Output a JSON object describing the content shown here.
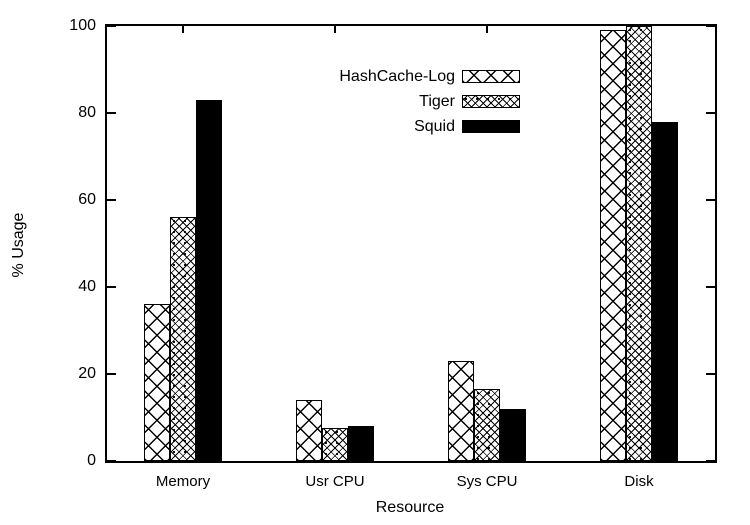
{
  "figure": {
    "background": "#ffffff",
    "foreground": "#000000"
  },
  "chart_data": {
    "type": "bar",
    "title": "",
    "xlabel": "Resource",
    "ylabel": "% Usage",
    "categories": [
      "Memory",
      "Usr CPU",
      "Sys CPU",
      "Disk"
    ],
    "series": [
      {
        "name": "HashCache-Log",
        "pattern": "crosshatch-large",
        "fill": "#ffffff",
        "stroke": "#000000",
        "values": [
          36,
          14,
          23,
          99
        ]
      },
      {
        "name": "Tiger",
        "pattern": "crosshatch-fine",
        "fill": "#ffffff",
        "stroke": "#000000",
        "values": [
          56,
          7.5,
          16.5,
          100
        ]
      },
      {
        "name": "Squid",
        "pattern": "solid",
        "fill": "#000000",
        "stroke": "#000000",
        "values": [
          83,
          8,
          12,
          78
        ]
      }
    ],
    "ylim": [
      0,
      100
    ],
    "yticks": [
      0,
      20,
      40,
      60,
      80,
      100
    ],
    "grid": false,
    "tick_style": "inward, mirrored on top and right axes",
    "legend_position": "inside top-center",
    "legend": [
      "HashCache-Log",
      "Tiger",
      "Squid"
    ]
  }
}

--*--

Repeat the material above in full and exactly, omitting the pictures.

Output a JSON object describing the content shown here.
{
  "figure": {
    "background": "#ffffff",
    "foreground": "#000000"
  },
  "chart_data": {
    "type": "bar",
    "title": "",
    "xlabel": "Resource",
    "ylabel": "% Usage",
    "categories": [
      "Memory",
      "Usr CPU",
      "Sys CPU",
      "Disk"
    ],
    "series": [
      {
        "name": "HashCache-Log",
        "pattern": "crosshatch-large",
        "fill": "#ffffff",
        "stroke": "#000000",
        "values": [
          36,
          14,
          23,
          99
        ]
      },
      {
        "name": "Tiger",
        "pattern": "crosshatch-fine",
        "fill": "#ffffff",
        "stroke": "#000000",
        "values": [
          56,
          7.5,
          16.5,
          100
        ]
      },
      {
        "name": "Squid",
        "pattern": "solid",
        "fill": "#000000",
        "stroke": "#000000",
        "values": [
          83,
          8,
          12,
          78
        ]
      }
    ],
    "ylim": [
      0,
      100
    ],
    "yticks": [
      0,
      20,
      40,
      60,
      80,
      100
    ],
    "grid": false,
    "tick_style": "inward, mirrored on top and right axes",
    "legend_position": "inside top-center",
    "legend": [
      "HashCache-Log",
      "Tiger",
      "Squid"
    ]
  }
}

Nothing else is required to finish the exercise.